PROMPT — Copy out every line of the entries below word for word, with nothing changed.
....
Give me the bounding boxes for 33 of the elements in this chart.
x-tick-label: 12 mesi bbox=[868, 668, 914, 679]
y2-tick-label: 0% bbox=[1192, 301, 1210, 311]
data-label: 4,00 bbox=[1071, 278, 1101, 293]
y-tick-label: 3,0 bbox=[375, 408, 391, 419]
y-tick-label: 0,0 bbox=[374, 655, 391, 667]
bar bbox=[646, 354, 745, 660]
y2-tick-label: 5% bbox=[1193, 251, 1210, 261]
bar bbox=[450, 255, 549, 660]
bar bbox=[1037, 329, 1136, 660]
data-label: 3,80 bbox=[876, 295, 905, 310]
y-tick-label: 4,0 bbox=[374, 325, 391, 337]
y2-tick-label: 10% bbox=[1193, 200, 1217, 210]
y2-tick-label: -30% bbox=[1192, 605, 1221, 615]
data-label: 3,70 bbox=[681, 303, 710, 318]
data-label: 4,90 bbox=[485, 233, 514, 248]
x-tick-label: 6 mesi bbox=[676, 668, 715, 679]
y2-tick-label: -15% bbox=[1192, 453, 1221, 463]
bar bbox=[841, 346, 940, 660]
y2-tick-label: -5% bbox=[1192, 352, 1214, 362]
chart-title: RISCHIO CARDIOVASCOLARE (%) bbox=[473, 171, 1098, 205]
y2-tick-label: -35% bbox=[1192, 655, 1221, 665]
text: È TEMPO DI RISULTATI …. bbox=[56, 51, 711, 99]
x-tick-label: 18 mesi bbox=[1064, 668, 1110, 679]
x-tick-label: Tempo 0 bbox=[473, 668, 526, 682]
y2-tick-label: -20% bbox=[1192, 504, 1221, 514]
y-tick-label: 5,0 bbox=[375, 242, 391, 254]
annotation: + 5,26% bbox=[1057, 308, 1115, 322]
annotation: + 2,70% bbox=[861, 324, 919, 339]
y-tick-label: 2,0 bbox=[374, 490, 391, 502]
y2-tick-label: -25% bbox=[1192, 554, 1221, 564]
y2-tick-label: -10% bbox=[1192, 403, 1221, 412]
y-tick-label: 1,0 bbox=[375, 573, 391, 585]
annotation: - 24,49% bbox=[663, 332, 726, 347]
....
THE OUTPUT —
Give me the bounding boxes for 33 of the elements in this chart.
x-tick-label: 12 mesi bbox=[868, 668, 914, 679]
y2-tick-label: 0% bbox=[1192, 301, 1210, 311]
data-label: 4,00 bbox=[1071, 278, 1101, 293]
y-tick-label: 3,0 bbox=[375, 408, 391, 419]
y-tick-label: 0,0 bbox=[374, 655, 391, 667]
bar bbox=[646, 354, 745, 660]
y2-tick-label: 5% bbox=[1193, 251, 1210, 261]
bar bbox=[450, 255, 549, 660]
bar bbox=[1037, 329, 1136, 660]
data-label: 3,80 bbox=[876, 295, 905, 310]
y-tick-label: 4,0 bbox=[374, 325, 391, 337]
y2-tick-label: 10% bbox=[1193, 200, 1217, 210]
y2-tick-label: -30% bbox=[1192, 605, 1221, 615]
data-label: 3,70 bbox=[681, 303, 710, 318]
data-label: 4,90 bbox=[485, 233, 514, 248]
x-tick-label: 6 mesi bbox=[676, 668, 715, 679]
y2-tick-label: -15% bbox=[1192, 453, 1221, 463]
bar bbox=[841, 346, 940, 660]
y2-tick-label: -5% bbox=[1192, 352, 1214, 362]
chart-title: RISCHIO CARDIOVASCOLARE (%) bbox=[473, 171, 1098, 205]
y2-tick-label: -35% bbox=[1192, 655, 1221, 665]
text: È TEMPO DI RISULTATI …. bbox=[56, 51, 711, 99]
x-tick-label: 18 mesi bbox=[1064, 668, 1110, 679]
x-tick-label: Tempo 0 bbox=[473, 668, 526, 682]
y2-tick-label: -20% bbox=[1192, 504, 1221, 514]
y-tick-label: 5,0 bbox=[375, 242, 391, 254]
annotation: + 5,26% bbox=[1057, 308, 1115, 322]
annotation: + 2,70% bbox=[861, 324, 919, 339]
y-tick-label: 2,0 bbox=[374, 490, 391, 502]
y2-tick-label: -25% bbox=[1192, 554, 1221, 564]
y2-tick-label: -10% bbox=[1192, 403, 1221, 412]
y-tick-label: 1,0 bbox=[375, 573, 391, 585]
annotation: - 24,49% bbox=[663, 332, 726, 347]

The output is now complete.